— To do —
Write out every line of the entries below without alteration, omitting the pictures.

Begin Data records

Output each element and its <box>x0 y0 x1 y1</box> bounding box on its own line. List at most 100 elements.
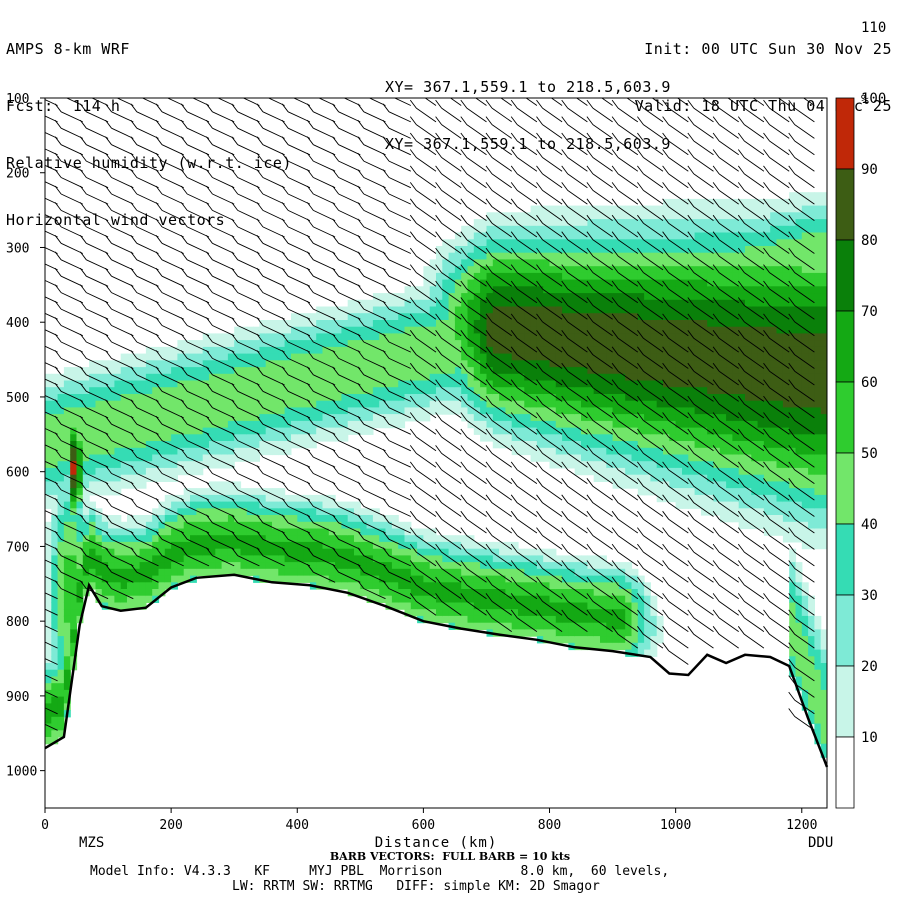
rh-cell <box>221 353 229 361</box>
rh-cell <box>745 521 752 530</box>
rh-cell <box>448 360 456 368</box>
rh-cell <box>745 232 752 240</box>
rh-cell <box>209 515 216 523</box>
rh-cell <box>183 541 191 550</box>
rh-cell <box>776 333 784 341</box>
rh-cell <box>480 252 487 260</box>
rh-cell <box>398 367 406 375</box>
rh-cell <box>70 582 78 590</box>
rh-cell <box>372 582 380 590</box>
rh-cell <box>253 414 260 422</box>
rh-cell <box>158 461 166 469</box>
rh-cell <box>417 582 424 590</box>
rh-cell <box>682 420 689 429</box>
rh-cell <box>95 575 103 583</box>
rh-cell <box>549 313 557 321</box>
rh-cell <box>606 380 614 388</box>
rh-cell <box>763 407 771 415</box>
rh-cell <box>593 212 601 220</box>
rh-cell <box>789 239 797 247</box>
rh-cell <box>133 394 141 402</box>
rh-cell <box>253 541 260 550</box>
rh-cell <box>663 259 670 267</box>
rh-cell <box>745 461 752 469</box>
rh-cell <box>600 326 607 334</box>
rh-cell <box>297 555 305 563</box>
rh-cell <box>738 508 746 516</box>
rh-cell <box>108 454 115 462</box>
rh-cell <box>63 400 71 408</box>
rh-cell <box>347 394 355 402</box>
rh-cell <box>789 219 797 227</box>
rh-cell <box>738 246 746 254</box>
rh-cell <box>682 219 689 227</box>
rh-cell <box>51 467 59 476</box>
rh-cell <box>196 515 204 523</box>
rh-cell <box>700 225 708 234</box>
rh-cell <box>751 326 759 334</box>
rh-cell <box>486 609 494 617</box>
rh-cell <box>776 360 784 368</box>
rh-cell <box>227 555 235 563</box>
rh-cell <box>82 367 90 375</box>
rh-cell <box>713 441 721 449</box>
rh-cell <box>549 333 557 341</box>
rh-cell <box>726 333 733 341</box>
rh-cell <box>366 346 374 355</box>
rh-cell <box>454 272 462 281</box>
rh-cell <box>303 562 311 570</box>
rh-cell <box>530 353 538 361</box>
rh-cell <box>120 481 128 489</box>
rh-cell <box>158 501 166 509</box>
rh-cell <box>625 219 633 227</box>
rh-cell <box>221 427 229 435</box>
rh-cell <box>713 313 721 321</box>
rh-cell <box>51 501 59 509</box>
rh-cell <box>612 286 620 294</box>
rh-cell <box>467 548 475 556</box>
rh-cell <box>139 515 147 523</box>
rh-cell <box>366 582 374 590</box>
rh-cell <box>587 279 595 287</box>
rh-cell <box>436 394 443 402</box>
rh-cell <box>757 225 765 234</box>
rh-cell <box>429 306 437 314</box>
rh-cell <box>770 219 778 227</box>
rh-cell <box>309 360 317 368</box>
rh-cell <box>656 615 664 624</box>
rh-cell <box>682 394 689 402</box>
rh-cell <box>555 219 563 227</box>
rh-cell <box>139 541 147 550</box>
rh-cell <box>379 420 387 429</box>
rh-cell <box>278 535 286 543</box>
rh-cell <box>606 414 614 422</box>
rh-cell <box>164 494 172 503</box>
rh-cell <box>543 447 551 456</box>
rh-cell <box>732 272 740 281</box>
rh-cell <box>574 373 582 382</box>
rh-cell <box>650 360 658 368</box>
rh-cell <box>70 407 78 415</box>
rh-cell <box>669 246 677 254</box>
rh-cell <box>782 488 790 496</box>
rh-cell <box>366 306 374 314</box>
rh-cell <box>518 232 525 240</box>
rh-cell <box>379 521 387 530</box>
rh-cell <box>650 595 658 603</box>
rh-cell <box>650 306 658 314</box>
rh-cell <box>543 212 551 220</box>
rh-cell <box>45 548 52 556</box>
rh-cell <box>555 454 563 462</box>
rh-cell <box>505 219 513 227</box>
rh-cell <box>322 427 330 435</box>
rh-cell <box>190 501 197 509</box>
rh-cell <box>467 394 475 402</box>
rh-cell <box>543 259 551 267</box>
rh-cell <box>732 441 740 449</box>
rh-cell <box>372 568 380 577</box>
rh-cell <box>347 380 355 388</box>
rh-cell <box>726 400 733 408</box>
rh-cell <box>618 615 626 624</box>
rh-cell <box>215 340 223 348</box>
rh-cell <box>108 521 115 530</box>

End Data records

— Reply —
Output each element and its <box>x0 y0 x1 y1</box> bounding box on its own line. List at most 100 elements.
rh-cell <box>221 353 229 361</box>
rh-cell <box>745 521 752 530</box>
rh-cell <box>448 360 456 368</box>
rh-cell <box>745 232 752 240</box>
rh-cell <box>209 515 216 523</box>
rh-cell <box>183 541 191 550</box>
rh-cell <box>776 333 784 341</box>
rh-cell <box>480 252 487 260</box>
rh-cell <box>398 367 406 375</box>
rh-cell <box>70 582 78 590</box>
rh-cell <box>372 582 380 590</box>
rh-cell <box>253 414 260 422</box>
rh-cell <box>158 461 166 469</box>
rh-cell <box>417 582 424 590</box>
rh-cell <box>682 420 689 429</box>
rh-cell <box>95 575 103 583</box>
rh-cell <box>549 313 557 321</box>
rh-cell <box>606 380 614 388</box>
rh-cell <box>763 407 771 415</box>
rh-cell <box>593 212 601 220</box>
rh-cell <box>789 239 797 247</box>
rh-cell <box>133 394 141 402</box>
rh-cell <box>253 541 260 550</box>
rh-cell <box>663 259 670 267</box>
rh-cell <box>745 461 752 469</box>
rh-cell <box>600 326 607 334</box>
rh-cell <box>297 555 305 563</box>
rh-cell <box>738 508 746 516</box>
rh-cell <box>108 454 115 462</box>
rh-cell <box>63 400 71 408</box>
rh-cell <box>347 394 355 402</box>
rh-cell <box>789 219 797 227</box>
rh-cell <box>738 246 746 254</box>
rh-cell <box>682 219 689 227</box>
rh-cell <box>51 467 59 476</box>
rh-cell <box>196 515 204 523</box>
rh-cell <box>700 225 708 234</box>
rh-cell <box>751 326 759 334</box>
rh-cell <box>486 609 494 617</box>
rh-cell <box>776 360 784 368</box>
rh-cell <box>227 555 235 563</box>
rh-cell <box>82 367 90 375</box>
rh-cell <box>713 441 721 449</box>
rh-cell <box>549 333 557 341</box>
rh-cell <box>726 333 733 341</box>
rh-cell <box>366 346 374 355</box>
rh-cell <box>454 272 462 281</box>
rh-cell <box>303 562 311 570</box>
rh-cell <box>530 353 538 361</box>
rh-cell <box>120 481 128 489</box>
rh-cell <box>158 501 166 509</box>
rh-cell <box>625 219 633 227</box>
rh-cell <box>221 427 229 435</box>
rh-cell <box>713 313 721 321</box>
rh-cell <box>51 501 59 509</box>
rh-cell <box>612 286 620 294</box>
rh-cell <box>467 548 475 556</box>
rh-cell <box>139 515 147 523</box>
rh-cell <box>366 582 374 590</box>
rh-cell <box>587 279 595 287</box>
rh-cell <box>436 394 443 402</box>
rh-cell <box>757 225 765 234</box>
rh-cell <box>429 306 437 314</box>
rh-cell <box>770 219 778 227</box>
rh-cell <box>309 360 317 368</box>
rh-cell <box>656 615 664 624</box>
rh-cell <box>682 394 689 402</box>
rh-cell <box>555 219 563 227</box>
rh-cell <box>139 541 147 550</box>
rh-cell <box>379 420 387 429</box>
rh-cell <box>278 535 286 543</box>
rh-cell <box>606 414 614 422</box>
rh-cell <box>164 494 172 503</box>
rh-cell <box>543 447 551 456</box>
rh-cell <box>732 272 740 281</box>
rh-cell <box>574 373 582 382</box>
rh-cell <box>650 360 658 368</box>
rh-cell <box>70 407 78 415</box>
rh-cell <box>669 246 677 254</box>
rh-cell <box>782 488 790 496</box>
rh-cell <box>366 306 374 314</box>
rh-cell <box>518 232 525 240</box>
rh-cell <box>379 521 387 530</box>
rh-cell <box>650 595 658 603</box>
rh-cell <box>650 306 658 314</box>
rh-cell <box>543 212 551 220</box>
rh-cell <box>45 548 52 556</box>
rh-cell <box>555 454 563 462</box>
rh-cell <box>505 219 513 227</box>
rh-cell <box>322 427 330 435</box>
rh-cell <box>190 501 197 509</box>
rh-cell <box>467 394 475 402</box>
rh-cell <box>543 259 551 267</box>
rh-cell <box>732 441 740 449</box>
rh-cell <box>372 568 380 577</box>
rh-cell <box>347 380 355 388</box>
rh-cell <box>726 400 733 408</box>
rh-cell <box>618 615 626 624</box>
rh-cell <box>215 340 223 348</box>
rh-cell <box>108 521 115 530</box>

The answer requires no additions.